─── Dataset records ───

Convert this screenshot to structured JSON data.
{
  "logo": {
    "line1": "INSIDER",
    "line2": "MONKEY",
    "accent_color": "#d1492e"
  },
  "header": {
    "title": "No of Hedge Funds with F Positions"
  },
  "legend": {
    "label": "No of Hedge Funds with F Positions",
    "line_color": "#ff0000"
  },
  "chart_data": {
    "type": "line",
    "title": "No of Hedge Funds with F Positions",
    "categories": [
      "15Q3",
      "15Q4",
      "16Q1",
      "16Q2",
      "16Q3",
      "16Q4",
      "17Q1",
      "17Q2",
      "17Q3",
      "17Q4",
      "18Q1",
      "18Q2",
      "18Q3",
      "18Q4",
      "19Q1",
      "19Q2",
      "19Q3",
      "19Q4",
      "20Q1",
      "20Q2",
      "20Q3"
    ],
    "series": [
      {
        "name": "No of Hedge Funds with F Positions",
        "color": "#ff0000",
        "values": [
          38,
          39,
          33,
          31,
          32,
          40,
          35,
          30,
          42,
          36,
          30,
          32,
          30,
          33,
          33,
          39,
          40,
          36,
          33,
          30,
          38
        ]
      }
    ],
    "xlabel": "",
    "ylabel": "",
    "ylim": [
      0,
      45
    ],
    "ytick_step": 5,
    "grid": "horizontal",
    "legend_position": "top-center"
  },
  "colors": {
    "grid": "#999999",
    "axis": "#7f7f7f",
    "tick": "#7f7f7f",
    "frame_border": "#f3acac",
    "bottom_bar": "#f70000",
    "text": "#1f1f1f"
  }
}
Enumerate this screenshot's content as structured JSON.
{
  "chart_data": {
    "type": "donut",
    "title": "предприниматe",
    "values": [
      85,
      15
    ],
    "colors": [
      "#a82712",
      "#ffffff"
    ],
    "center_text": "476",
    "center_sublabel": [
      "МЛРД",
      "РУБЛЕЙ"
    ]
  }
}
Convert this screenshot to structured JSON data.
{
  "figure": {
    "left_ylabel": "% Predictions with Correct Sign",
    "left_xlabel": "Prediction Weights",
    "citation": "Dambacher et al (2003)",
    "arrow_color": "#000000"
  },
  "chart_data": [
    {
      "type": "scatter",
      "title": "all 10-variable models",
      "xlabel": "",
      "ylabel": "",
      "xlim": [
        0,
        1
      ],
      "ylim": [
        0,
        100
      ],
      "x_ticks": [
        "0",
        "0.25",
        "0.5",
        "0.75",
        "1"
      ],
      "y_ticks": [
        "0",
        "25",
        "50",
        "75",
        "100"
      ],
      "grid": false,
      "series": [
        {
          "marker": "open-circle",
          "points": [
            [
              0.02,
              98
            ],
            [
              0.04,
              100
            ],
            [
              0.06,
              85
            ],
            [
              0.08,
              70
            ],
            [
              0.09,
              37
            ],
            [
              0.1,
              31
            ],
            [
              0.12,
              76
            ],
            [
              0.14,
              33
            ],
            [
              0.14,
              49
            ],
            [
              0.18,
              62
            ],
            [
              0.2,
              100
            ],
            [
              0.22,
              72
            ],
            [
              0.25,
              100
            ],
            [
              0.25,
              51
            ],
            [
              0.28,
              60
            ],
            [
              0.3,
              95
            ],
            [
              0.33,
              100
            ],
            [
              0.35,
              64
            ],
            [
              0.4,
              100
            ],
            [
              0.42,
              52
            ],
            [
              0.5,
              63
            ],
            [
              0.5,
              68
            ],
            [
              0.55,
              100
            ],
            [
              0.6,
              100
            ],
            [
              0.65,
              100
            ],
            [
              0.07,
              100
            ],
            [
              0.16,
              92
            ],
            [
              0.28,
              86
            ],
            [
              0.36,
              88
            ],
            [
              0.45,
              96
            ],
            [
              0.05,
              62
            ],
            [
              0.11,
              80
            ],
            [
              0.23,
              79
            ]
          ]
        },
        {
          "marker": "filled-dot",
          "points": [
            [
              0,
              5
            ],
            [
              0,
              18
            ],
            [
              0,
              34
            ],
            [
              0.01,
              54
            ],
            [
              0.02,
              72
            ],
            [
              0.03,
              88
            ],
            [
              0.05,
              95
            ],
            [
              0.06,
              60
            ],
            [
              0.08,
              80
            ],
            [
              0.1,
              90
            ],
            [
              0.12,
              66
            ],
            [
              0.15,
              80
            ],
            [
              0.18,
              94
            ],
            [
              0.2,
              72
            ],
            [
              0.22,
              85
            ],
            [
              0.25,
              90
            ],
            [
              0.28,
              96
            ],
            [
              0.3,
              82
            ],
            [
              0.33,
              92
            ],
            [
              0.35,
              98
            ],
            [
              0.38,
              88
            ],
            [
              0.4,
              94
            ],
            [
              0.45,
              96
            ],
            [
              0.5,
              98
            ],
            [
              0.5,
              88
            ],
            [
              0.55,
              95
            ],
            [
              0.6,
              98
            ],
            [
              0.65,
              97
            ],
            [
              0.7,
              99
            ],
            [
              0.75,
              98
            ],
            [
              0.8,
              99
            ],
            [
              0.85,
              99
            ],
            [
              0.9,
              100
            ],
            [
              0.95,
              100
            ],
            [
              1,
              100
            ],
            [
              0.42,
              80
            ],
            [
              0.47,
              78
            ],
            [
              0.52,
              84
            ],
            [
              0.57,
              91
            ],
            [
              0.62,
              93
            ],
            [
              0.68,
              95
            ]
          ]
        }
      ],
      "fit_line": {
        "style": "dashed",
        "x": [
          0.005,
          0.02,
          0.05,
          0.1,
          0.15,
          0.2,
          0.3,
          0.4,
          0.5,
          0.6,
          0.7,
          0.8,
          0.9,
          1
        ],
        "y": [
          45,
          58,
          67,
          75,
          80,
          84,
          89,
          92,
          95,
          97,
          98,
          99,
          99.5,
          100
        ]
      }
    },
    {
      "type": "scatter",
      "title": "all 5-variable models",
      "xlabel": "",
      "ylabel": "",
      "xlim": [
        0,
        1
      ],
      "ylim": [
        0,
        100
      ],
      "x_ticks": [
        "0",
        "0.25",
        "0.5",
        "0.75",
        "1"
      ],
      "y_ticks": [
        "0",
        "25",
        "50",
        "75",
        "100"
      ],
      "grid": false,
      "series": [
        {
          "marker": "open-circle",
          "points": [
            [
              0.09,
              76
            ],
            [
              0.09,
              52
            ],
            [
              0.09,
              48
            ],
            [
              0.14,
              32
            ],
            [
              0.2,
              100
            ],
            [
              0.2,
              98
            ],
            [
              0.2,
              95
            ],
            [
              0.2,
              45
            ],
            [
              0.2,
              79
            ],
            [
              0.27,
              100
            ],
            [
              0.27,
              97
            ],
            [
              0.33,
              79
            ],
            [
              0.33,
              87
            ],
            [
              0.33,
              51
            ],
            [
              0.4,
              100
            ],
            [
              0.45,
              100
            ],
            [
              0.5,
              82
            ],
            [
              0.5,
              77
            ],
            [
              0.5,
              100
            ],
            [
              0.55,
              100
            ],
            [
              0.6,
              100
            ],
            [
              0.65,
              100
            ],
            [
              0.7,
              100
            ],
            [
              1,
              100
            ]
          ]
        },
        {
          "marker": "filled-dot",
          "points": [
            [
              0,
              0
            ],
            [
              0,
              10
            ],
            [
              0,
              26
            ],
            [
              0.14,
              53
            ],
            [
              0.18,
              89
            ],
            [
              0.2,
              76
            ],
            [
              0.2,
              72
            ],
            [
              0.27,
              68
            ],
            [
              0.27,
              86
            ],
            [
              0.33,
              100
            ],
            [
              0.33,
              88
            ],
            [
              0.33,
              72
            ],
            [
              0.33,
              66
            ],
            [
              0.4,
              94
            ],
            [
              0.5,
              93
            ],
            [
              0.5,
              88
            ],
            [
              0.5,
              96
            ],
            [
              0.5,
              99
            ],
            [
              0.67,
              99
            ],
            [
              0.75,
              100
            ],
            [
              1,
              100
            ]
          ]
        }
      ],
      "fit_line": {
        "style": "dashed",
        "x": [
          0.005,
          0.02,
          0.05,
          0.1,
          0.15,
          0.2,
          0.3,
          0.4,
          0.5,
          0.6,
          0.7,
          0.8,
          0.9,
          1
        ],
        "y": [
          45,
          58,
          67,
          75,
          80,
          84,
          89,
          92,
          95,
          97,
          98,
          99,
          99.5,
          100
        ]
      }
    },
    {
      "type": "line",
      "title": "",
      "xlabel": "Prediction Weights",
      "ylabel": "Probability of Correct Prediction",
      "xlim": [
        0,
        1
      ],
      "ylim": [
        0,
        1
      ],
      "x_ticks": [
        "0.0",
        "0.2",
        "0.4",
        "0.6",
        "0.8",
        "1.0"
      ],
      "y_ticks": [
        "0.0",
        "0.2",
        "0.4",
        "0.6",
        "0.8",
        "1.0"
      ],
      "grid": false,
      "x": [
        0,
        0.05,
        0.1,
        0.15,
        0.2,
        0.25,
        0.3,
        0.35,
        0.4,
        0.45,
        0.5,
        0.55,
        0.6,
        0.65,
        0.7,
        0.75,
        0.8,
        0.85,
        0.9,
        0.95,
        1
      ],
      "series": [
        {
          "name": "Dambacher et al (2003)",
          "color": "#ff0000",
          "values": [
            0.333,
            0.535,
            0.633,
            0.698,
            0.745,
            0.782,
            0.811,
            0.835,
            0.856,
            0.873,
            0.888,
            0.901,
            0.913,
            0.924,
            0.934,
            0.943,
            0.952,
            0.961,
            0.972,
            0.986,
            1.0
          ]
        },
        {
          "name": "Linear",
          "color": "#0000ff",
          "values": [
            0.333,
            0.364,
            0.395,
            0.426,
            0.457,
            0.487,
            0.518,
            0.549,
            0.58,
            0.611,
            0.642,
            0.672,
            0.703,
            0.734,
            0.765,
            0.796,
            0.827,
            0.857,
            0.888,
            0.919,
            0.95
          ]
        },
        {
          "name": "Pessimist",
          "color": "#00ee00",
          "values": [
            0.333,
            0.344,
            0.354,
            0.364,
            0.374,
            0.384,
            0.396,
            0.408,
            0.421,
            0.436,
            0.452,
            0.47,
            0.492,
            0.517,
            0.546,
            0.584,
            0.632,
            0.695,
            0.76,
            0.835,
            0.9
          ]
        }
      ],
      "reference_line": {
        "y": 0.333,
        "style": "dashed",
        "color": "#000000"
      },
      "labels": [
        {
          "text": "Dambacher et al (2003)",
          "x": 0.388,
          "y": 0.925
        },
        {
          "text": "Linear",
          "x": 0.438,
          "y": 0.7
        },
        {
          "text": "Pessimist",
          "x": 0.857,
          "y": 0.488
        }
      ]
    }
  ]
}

───

Written problem. Look through the entries and return every line where "Correct" appears.

Result.
    "left_ylabel": "% Predictions with Correct Sign",
      "ylabel": "Probability of Correct Prediction",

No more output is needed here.